**TASK REQUIREMENTS:**
Look through the listing for the word "JSON". Copy each line that has it.

---*---

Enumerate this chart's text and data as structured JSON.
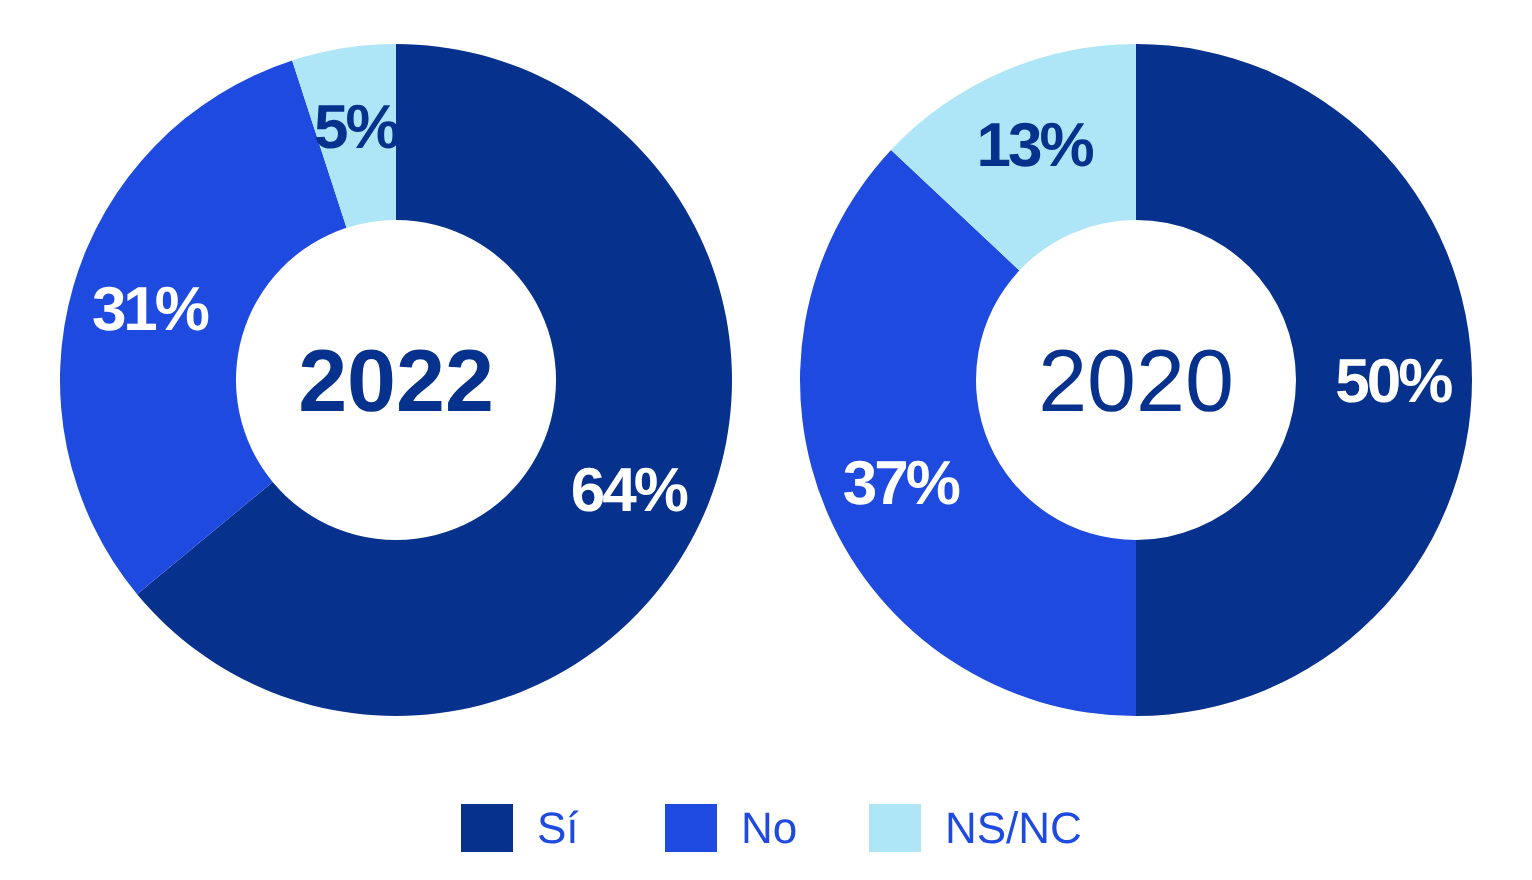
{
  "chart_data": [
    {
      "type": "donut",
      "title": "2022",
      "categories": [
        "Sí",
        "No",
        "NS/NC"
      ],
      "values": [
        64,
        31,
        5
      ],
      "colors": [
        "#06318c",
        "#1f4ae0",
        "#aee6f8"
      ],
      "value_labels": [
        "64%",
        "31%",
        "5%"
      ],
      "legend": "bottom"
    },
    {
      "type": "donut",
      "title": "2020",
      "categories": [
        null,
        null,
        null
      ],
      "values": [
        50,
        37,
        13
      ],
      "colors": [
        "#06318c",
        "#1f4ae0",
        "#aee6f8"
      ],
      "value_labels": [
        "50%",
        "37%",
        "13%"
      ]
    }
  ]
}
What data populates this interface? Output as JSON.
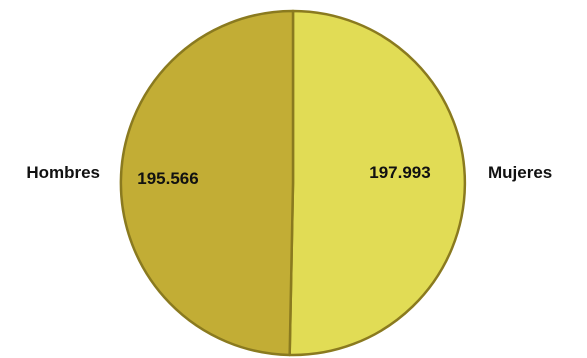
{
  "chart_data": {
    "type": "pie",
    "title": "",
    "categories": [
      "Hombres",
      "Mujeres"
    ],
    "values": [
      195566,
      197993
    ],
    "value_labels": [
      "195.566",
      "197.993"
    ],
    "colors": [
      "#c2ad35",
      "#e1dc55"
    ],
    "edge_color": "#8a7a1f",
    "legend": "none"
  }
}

---*---

**THE OUTPUT:**
Enumerate this chart's text and data as structured JSON.
What data populates this interface? Output as JSON.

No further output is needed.